Records provided —
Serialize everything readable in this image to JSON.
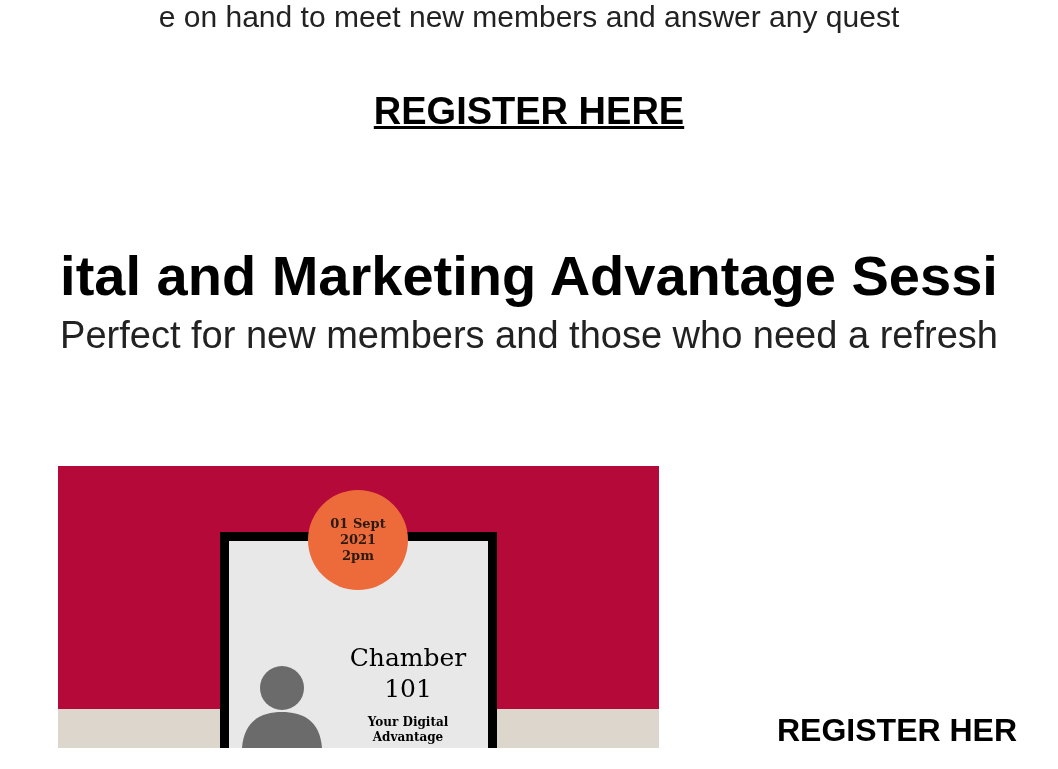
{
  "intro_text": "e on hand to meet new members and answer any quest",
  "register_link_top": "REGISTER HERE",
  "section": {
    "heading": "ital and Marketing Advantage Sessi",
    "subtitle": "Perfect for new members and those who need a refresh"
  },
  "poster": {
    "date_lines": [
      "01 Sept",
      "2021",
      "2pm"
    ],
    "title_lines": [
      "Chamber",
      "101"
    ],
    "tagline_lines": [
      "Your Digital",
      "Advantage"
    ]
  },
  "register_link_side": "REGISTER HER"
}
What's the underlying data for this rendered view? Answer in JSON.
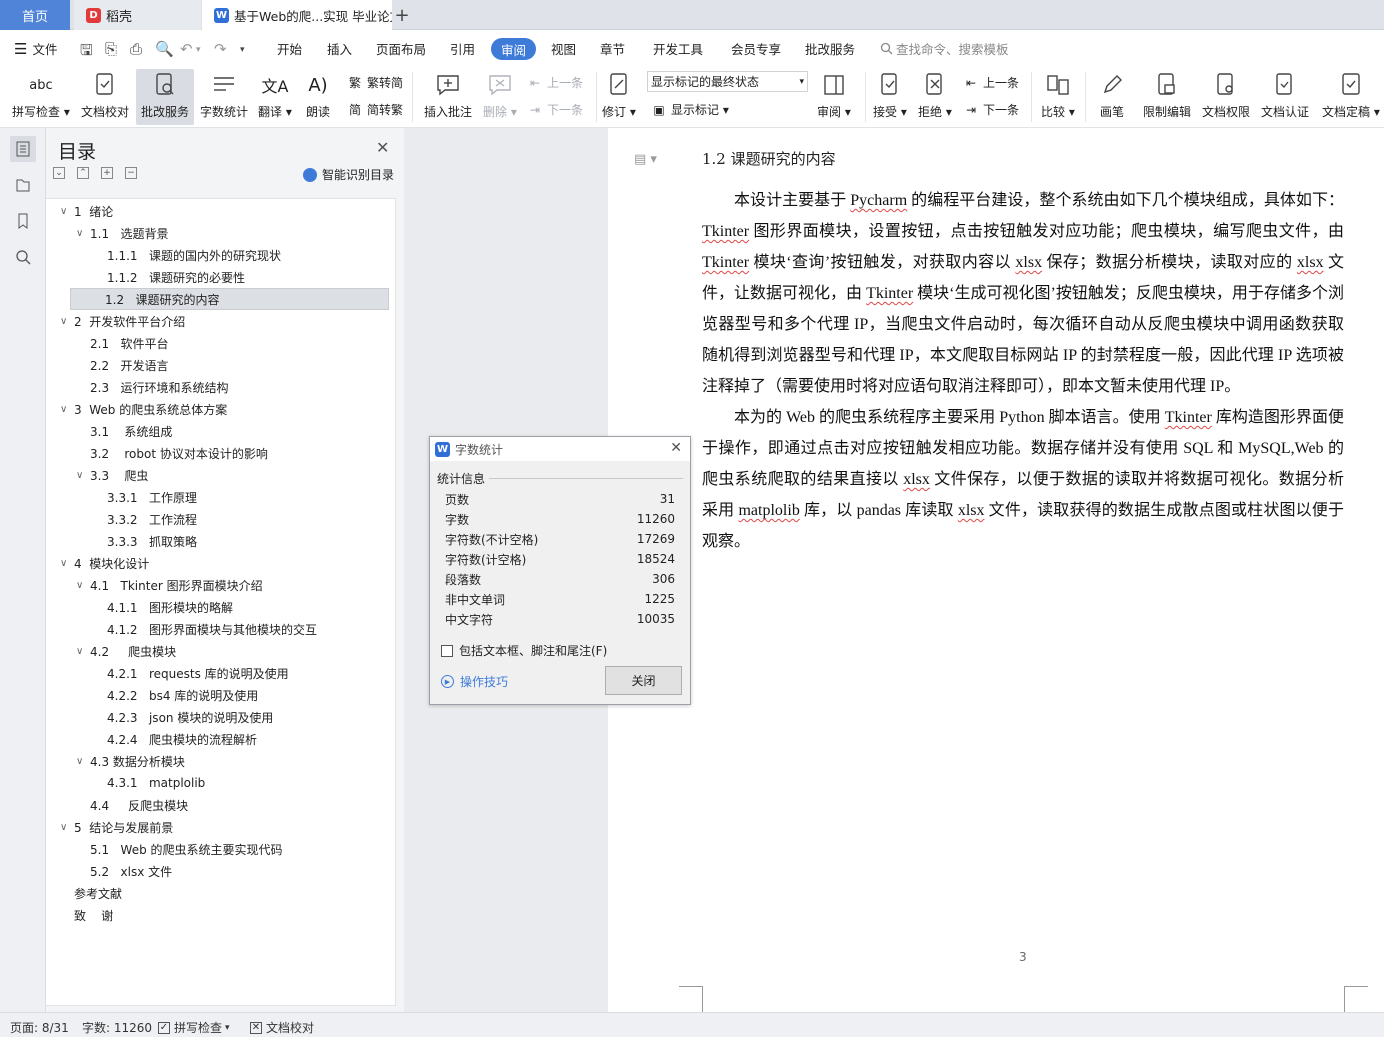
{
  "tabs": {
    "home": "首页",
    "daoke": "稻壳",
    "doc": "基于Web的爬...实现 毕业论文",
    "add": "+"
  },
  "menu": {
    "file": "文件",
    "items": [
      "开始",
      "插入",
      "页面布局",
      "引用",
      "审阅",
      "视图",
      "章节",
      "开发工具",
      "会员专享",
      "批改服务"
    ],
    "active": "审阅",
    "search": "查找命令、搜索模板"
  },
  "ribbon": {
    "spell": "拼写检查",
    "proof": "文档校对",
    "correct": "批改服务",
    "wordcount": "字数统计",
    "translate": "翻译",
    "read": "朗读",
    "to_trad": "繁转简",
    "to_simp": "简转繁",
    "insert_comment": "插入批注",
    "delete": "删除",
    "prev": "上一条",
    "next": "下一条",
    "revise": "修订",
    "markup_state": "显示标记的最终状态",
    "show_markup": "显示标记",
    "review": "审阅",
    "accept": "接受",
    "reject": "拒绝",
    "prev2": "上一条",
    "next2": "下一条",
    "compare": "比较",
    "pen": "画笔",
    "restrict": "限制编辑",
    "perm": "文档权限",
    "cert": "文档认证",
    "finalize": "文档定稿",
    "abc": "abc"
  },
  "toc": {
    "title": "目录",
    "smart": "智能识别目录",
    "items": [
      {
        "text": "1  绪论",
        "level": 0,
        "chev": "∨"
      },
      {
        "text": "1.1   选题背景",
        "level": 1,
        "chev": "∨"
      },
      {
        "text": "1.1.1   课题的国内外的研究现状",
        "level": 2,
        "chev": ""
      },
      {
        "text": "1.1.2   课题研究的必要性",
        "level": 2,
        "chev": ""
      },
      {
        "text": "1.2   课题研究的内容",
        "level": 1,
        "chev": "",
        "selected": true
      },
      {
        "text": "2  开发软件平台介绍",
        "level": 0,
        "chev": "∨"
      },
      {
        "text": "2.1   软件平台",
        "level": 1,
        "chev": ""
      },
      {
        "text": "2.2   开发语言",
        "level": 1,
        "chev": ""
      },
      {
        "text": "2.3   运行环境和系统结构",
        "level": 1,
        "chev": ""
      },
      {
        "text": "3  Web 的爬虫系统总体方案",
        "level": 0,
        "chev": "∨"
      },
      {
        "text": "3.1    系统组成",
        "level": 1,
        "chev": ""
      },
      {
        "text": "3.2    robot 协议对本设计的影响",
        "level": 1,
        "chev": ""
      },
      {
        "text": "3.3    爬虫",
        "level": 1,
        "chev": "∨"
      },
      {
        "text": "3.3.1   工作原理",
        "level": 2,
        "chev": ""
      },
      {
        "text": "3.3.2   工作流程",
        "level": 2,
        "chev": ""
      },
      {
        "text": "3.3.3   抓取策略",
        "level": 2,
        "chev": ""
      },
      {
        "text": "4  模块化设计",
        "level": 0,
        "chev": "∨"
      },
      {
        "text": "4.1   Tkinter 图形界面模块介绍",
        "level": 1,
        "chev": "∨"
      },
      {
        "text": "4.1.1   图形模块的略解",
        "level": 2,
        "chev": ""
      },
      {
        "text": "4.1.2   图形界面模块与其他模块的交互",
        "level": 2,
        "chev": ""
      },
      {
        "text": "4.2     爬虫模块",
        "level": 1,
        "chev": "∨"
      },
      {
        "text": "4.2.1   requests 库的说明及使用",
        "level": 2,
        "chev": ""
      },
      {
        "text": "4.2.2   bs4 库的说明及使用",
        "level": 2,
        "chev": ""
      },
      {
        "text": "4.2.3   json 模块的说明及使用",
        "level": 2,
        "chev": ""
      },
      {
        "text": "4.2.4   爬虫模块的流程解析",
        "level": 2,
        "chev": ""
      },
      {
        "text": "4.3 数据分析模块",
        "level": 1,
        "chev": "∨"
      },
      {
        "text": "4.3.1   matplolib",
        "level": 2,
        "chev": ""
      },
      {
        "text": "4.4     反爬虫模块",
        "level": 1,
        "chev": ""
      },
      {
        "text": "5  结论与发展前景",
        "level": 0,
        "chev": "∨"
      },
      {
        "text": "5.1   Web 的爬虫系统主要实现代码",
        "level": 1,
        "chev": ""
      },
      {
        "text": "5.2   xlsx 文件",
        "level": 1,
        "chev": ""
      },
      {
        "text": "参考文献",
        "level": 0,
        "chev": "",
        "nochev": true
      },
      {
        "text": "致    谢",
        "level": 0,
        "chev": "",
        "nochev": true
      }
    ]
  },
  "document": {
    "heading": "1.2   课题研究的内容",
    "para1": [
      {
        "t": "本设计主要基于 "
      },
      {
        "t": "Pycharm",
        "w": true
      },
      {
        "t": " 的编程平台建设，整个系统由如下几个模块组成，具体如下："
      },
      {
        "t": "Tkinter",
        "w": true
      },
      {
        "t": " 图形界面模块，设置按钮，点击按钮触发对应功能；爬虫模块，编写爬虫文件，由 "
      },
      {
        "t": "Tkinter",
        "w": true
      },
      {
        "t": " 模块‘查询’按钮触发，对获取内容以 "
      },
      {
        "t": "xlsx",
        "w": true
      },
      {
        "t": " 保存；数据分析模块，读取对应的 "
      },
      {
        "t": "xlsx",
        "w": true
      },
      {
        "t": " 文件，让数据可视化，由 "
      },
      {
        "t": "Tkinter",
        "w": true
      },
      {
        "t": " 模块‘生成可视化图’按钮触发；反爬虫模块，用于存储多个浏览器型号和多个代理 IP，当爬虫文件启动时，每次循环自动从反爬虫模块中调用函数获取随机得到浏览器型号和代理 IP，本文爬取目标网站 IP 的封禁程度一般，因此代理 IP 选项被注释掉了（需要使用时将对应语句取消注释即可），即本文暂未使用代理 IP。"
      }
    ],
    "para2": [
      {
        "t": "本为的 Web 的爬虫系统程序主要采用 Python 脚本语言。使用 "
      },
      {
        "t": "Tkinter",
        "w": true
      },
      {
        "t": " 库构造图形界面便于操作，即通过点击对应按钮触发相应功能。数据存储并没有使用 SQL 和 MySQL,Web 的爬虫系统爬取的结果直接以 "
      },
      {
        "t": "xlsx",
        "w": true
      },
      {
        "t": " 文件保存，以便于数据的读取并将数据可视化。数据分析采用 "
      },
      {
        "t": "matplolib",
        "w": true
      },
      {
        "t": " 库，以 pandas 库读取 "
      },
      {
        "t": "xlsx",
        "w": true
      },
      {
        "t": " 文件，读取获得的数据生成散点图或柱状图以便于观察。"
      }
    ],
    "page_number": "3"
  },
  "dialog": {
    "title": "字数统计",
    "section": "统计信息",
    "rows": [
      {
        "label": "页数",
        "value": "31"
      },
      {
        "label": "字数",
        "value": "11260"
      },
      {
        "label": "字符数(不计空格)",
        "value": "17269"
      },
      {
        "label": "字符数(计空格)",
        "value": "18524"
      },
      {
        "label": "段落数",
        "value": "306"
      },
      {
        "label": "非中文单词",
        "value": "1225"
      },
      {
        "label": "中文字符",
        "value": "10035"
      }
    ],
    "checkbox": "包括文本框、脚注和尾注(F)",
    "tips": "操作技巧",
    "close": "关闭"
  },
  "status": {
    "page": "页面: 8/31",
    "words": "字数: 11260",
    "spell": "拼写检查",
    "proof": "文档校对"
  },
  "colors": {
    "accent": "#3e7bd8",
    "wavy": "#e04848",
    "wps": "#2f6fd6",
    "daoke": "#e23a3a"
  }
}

==

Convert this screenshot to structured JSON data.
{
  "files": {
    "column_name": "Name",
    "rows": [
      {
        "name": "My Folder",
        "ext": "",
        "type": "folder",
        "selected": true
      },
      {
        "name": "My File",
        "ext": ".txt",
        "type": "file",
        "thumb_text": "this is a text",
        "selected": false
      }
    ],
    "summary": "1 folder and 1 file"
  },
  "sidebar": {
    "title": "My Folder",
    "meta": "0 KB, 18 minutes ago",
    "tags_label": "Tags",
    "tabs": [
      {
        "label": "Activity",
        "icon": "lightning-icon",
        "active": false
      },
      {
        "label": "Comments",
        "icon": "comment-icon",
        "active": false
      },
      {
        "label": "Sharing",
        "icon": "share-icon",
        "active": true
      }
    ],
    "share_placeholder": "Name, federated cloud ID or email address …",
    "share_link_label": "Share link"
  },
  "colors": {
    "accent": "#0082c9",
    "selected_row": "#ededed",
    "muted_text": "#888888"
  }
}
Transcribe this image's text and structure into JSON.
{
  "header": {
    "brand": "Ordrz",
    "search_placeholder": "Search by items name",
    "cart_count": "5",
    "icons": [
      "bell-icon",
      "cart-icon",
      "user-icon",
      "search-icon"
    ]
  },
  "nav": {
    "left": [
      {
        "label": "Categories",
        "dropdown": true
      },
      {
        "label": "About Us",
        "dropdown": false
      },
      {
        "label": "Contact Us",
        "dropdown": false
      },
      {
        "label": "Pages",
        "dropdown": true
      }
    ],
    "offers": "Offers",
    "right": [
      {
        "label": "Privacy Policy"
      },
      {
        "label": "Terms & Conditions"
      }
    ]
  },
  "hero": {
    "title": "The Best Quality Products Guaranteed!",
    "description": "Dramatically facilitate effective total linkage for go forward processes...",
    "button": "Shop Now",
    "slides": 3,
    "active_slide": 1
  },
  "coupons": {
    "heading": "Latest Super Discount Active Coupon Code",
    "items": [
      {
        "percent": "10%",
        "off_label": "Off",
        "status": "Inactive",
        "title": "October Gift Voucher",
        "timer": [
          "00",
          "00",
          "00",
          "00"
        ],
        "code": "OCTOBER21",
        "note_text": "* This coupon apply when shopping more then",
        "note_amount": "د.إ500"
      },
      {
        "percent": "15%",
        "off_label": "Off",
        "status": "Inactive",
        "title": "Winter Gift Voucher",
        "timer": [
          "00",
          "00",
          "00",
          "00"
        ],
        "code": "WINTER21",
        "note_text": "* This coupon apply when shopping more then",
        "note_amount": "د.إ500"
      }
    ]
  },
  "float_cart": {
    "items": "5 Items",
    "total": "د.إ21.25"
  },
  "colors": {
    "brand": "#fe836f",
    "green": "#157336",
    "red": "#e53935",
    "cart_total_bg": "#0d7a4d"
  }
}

What you have to do —
Check each line above for the string "Gift", then copy the ones that have it.

Output for this task —
        "title": "October Gift Voucher",
        "title": "Winter Gift Voucher",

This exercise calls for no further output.